[Supplied passage]:
=====
Scottish Ministers have made the Parole Board (Scotland) Amendment Rules 2026, with commencement on 25 March 2026. The instrument amends the Parole Board (Scotland) Rules 2022 and applies to cases referred to the Parole Board for Scotland on or after 25 March 2026.
A new Rule 11 requires any panel considering a case to take into account the likely impact of its decision on the safety and security of any victim and any family member of a victim. This implements commitments in the Victims, Witnesses and Justice Reform (Scotland) Act 2025 that place victim safety more squarely within parole decision-making. (gov.scot)
Alongside the new duty, the Rules retain the established factors a panel may consider, including the nature and circumstances of the offence, the person’s conduct in custody, assessed risk of offending or causing harm on licence, the credibility of proposed release plans, and the potential effects on others (including the person’s own family) if released or re‑released. These reflect the 2022 framework already used by the Board. (scottishparoleboard.scot)
For clarity, “victim” is defined for these purposes as the person against or in respect of whom the offence was committed. The revised Rule 11 also states that panels are not obliged to seek additional information about victims or their family members, signalling that the new duty is applied to the information already before the Board rather than creating a separate investigatory function for panels.
A new Rule 12 applies to cases where a person has been convicted of murder or culpable homicide in Scotland, or an equivalent UK offence, and the victim’s remains have not been recovered. In such cases, when deciding whether to release (other than specified statutory exceptions), the panel must take into account whether there are reasonable grounds to believe the person has information about how or where the remains were disposed of and has not disclosed it. This converts what was previously a permissive consideration into a mandatory one in these circumstances. (gov.scot)
The duty under Rule 12 is not an automatic bar to release and it operates alongside the wider statutory tests. It does not apply to decisions under sections 3A(4) or 17(4) of the Prisoners and Criminal Proceedings (Scotland) Act 1993, reflecting that certain re‑release and recall provisions follow separate statutory routes.
=====
Dataset records
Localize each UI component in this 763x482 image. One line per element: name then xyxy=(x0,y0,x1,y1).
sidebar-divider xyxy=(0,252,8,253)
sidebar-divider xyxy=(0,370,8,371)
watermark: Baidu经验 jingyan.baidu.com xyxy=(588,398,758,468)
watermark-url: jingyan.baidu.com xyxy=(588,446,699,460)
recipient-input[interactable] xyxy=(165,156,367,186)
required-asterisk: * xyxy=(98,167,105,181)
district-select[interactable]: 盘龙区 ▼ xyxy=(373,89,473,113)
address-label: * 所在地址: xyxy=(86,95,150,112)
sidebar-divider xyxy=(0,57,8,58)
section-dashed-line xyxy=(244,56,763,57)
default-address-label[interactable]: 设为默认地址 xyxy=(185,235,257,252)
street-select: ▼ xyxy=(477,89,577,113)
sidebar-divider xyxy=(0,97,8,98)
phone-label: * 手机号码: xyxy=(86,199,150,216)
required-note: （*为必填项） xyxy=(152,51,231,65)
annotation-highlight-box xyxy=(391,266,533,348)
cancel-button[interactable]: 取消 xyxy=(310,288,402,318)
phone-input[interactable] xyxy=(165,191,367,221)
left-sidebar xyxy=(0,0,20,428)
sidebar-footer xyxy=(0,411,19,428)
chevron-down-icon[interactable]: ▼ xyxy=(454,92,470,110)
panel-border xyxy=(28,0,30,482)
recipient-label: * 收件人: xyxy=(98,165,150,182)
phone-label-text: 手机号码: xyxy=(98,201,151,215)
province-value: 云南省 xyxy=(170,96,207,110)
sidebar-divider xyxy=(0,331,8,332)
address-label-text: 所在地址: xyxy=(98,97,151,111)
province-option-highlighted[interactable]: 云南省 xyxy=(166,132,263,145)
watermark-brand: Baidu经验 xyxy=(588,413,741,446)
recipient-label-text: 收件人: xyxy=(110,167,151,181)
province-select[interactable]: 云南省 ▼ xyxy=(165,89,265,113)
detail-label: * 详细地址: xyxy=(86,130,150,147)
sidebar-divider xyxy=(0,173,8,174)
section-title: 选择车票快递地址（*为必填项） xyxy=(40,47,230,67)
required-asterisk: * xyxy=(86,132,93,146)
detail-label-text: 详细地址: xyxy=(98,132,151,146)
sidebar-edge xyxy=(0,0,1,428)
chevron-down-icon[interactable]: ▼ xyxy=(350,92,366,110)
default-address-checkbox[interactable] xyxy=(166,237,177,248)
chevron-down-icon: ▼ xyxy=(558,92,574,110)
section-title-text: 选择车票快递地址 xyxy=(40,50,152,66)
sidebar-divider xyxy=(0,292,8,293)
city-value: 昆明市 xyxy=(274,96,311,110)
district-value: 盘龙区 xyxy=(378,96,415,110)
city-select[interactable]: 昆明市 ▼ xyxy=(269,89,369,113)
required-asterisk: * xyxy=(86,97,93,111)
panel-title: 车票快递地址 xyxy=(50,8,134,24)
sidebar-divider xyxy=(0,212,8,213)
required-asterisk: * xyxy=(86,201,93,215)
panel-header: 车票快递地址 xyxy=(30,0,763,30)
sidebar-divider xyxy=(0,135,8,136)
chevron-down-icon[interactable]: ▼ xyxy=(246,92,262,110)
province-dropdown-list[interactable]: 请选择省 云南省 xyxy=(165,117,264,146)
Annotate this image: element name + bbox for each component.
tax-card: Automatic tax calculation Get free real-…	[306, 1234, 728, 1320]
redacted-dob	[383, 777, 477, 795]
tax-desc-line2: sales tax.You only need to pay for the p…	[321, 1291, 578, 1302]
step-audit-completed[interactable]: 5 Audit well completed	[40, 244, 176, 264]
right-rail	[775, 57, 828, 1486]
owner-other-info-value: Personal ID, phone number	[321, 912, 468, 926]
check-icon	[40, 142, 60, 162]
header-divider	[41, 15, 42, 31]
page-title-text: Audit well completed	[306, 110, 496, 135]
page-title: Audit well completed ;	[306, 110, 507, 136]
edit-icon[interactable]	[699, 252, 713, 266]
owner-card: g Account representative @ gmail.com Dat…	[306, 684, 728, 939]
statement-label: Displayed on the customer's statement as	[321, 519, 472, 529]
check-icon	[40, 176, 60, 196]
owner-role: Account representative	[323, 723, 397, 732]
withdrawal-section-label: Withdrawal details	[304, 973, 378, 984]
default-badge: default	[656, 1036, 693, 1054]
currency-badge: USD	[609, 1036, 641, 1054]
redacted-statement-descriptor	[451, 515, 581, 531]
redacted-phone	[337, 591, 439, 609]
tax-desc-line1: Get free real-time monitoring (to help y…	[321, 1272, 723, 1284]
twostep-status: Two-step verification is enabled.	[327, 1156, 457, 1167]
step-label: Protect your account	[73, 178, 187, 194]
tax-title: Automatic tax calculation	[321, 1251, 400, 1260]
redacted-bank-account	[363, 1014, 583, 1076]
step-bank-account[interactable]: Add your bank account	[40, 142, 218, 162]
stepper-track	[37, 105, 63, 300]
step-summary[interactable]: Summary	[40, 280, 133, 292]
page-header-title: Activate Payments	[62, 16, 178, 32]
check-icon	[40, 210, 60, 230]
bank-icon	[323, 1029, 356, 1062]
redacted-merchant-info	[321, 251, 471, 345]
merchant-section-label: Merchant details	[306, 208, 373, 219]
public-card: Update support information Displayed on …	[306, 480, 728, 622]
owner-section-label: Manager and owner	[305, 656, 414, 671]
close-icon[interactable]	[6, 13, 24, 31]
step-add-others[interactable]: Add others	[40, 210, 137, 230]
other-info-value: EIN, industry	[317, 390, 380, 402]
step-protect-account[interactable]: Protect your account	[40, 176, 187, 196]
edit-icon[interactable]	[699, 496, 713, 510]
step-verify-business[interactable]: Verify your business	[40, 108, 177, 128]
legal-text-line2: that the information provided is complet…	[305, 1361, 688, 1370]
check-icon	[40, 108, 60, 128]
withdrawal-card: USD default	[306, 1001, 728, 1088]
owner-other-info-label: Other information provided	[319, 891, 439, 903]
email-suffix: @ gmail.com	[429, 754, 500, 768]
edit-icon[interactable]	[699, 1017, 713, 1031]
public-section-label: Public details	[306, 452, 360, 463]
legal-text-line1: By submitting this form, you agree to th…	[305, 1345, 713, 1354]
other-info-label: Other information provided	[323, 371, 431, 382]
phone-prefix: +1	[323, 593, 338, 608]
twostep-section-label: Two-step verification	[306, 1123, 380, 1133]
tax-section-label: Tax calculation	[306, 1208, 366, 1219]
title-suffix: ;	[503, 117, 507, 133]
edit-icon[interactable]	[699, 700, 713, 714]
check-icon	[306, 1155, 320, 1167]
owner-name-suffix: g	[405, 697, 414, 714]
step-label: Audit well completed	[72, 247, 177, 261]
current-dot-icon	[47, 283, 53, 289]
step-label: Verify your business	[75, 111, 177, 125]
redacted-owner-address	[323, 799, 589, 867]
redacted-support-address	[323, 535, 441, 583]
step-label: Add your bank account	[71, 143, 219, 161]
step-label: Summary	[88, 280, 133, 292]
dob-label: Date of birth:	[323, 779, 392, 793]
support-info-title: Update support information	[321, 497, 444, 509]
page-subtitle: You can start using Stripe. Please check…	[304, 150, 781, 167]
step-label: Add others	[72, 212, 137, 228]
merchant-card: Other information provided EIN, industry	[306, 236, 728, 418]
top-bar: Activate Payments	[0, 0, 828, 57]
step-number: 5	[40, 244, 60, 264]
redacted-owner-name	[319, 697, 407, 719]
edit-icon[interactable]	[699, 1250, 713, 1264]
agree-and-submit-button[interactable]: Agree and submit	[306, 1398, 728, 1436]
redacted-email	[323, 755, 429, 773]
=====
[Aim]: Quote the passage on the Parole Board (Scotland) Amendment Rules 2026 word for word, starting with "Alongside the new" and going on through "the Board. (scottishparoleboard.scot)".

[Solution for this task]:
Alongside the new duty, the Rules retain the established factors a panel may consider, including the nature and circumstances of the offence, the person’s conduct in custody, assessed risk of offending or causing harm on licence, the credibility of proposed release plans, and the potential effects on others (including the person’s own family) if released or re‑released. These reflect the 2022 framework already used by the Board. (scottishparoleboard.scot)